▸ **CHALLENGE**: Write out all records as given; omit images.

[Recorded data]
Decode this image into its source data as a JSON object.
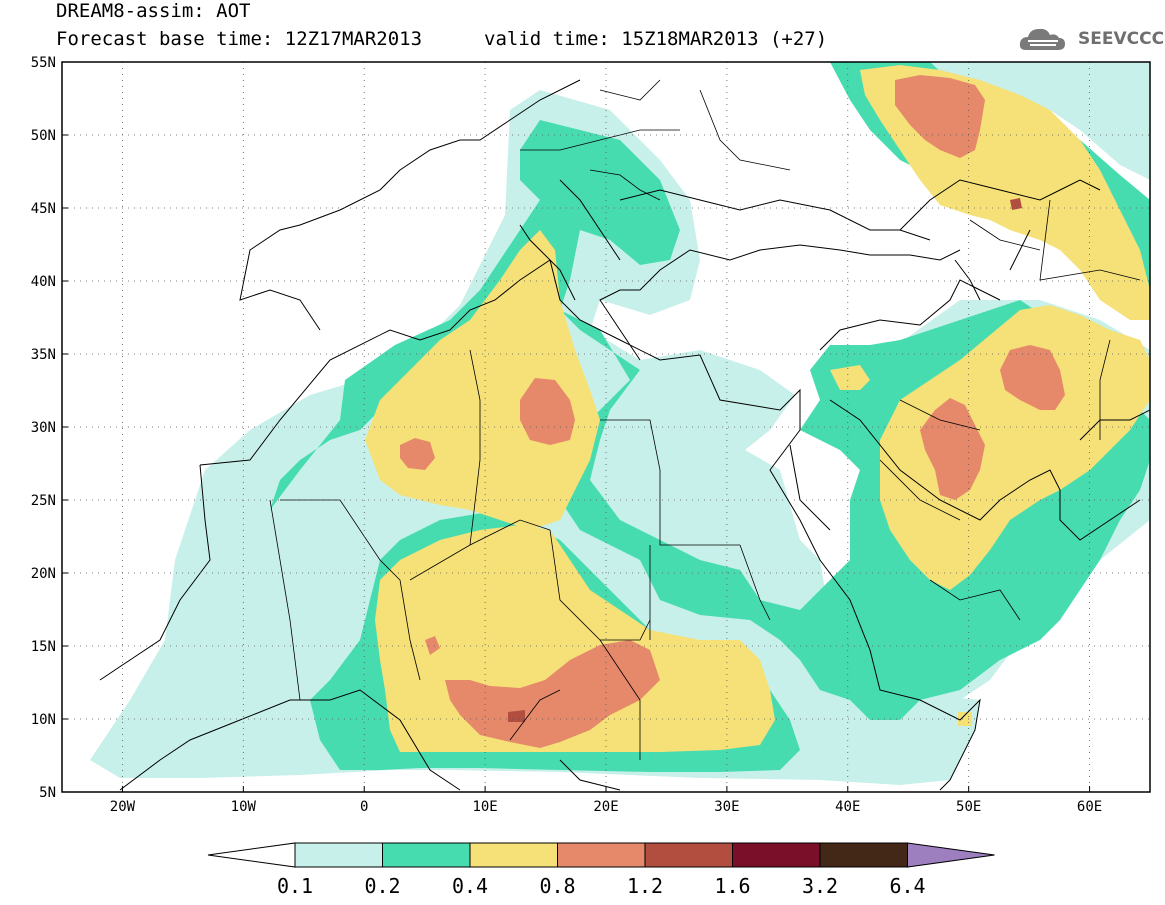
{
  "header": {
    "title_line1": "DREAM8-assim: AOT",
    "title_line2": "Forecast base time: 12Z17MAR2013",
    "valid_time": "valid time: 15Z18MAR2013 (+27)",
    "logo_text": "SEEVCCC",
    "logo_icon": "cloud-icon"
  },
  "map": {
    "lon_range": [
      -25,
      65
    ],
    "lat_range": [
      5,
      55
    ],
    "lat_labels": [
      "55N",
      "50N",
      "45N",
      "40N",
      "35N",
      "30N",
      "25N",
      "20N",
      "15N",
      "10N",
      "5N"
    ],
    "lat_values": [
      55,
      50,
      45,
      40,
      35,
      30,
      25,
      20,
      15,
      10,
      5
    ],
    "lon_labels": [
      "20W",
      "10W",
      "0",
      "10E",
      "20E",
      "30E",
      "40E",
      "50E",
      "60E"
    ],
    "lon_values": [
      -20,
      -10,
      0,
      10,
      20,
      30,
      40,
      50,
      60
    ],
    "grid": "dotted"
  },
  "legend": {
    "labels": [
      "0.1",
      "0.2",
      "0.4",
      "0.8",
      "1.2",
      "1.6",
      "3.2",
      "6.4"
    ],
    "colors": [
      "#ffffff",
      "#c8f0ea",
      "#46dcb0",
      "#f5e178",
      "#e5896a",
      "#b14e40",
      "#7a0f2a",
      "#432818",
      "#9d7fc0"
    ]
  },
  "aot_colors": {
    "very_low": "#c8f0ea",
    "low": "#46dcb0",
    "moderate": "#f5e178",
    "high": "#e5896a",
    "very_high": "#b14e40"
  }
}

▸ **TASK OUTPUT**:
Decode this image into its source data as a JSON object.
{
  "header": {
    "title_line1": "DREAM8-assim: AOT",
    "title_line2": "Forecast base time: 12Z17MAR2013",
    "valid_time": "valid time: 15Z18MAR2013 (+27)",
    "logo_text": "SEEVCCC",
    "logo_icon": "cloud-icon"
  },
  "map": {
    "lon_range": [
      -25,
      65
    ],
    "lat_range": [
      5,
      55
    ],
    "lat_labels": [
      "55N",
      "50N",
      "45N",
      "40N",
      "35N",
      "30N",
      "25N",
      "20N",
      "15N",
      "10N",
      "5N"
    ],
    "lat_values": [
      55,
      50,
      45,
      40,
      35,
      30,
      25,
      20,
      15,
      10,
      5
    ],
    "lon_labels": [
      "20W",
      "10W",
      "0",
      "10E",
      "20E",
      "30E",
      "40E",
      "50E",
      "60E"
    ],
    "lon_values": [
      -20,
      -10,
      0,
      10,
      20,
      30,
      40,
      50,
      60
    ],
    "grid": "dotted"
  },
  "legend": {
    "labels": [
      "0.1",
      "0.2",
      "0.4",
      "0.8",
      "1.2",
      "1.6",
      "3.2",
      "6.4"
    ],
    "colors": [
      "#ffffff",
      "#c8f0ea",
      "#46dcb0",
      "#f5e178",
      "#e5896a",
      "#b14e40",
      "#7a0f2a",
      "#432818",
      "#9d7fc0"
    ]
  },
  "aot_colors": {
    "very_low": "#c8f0ea",
    "low": "#46dcb0",
    "moderate": "#f5e178",
    "high": "#e5896a",
    "very_high": "#b14e40"
  }
}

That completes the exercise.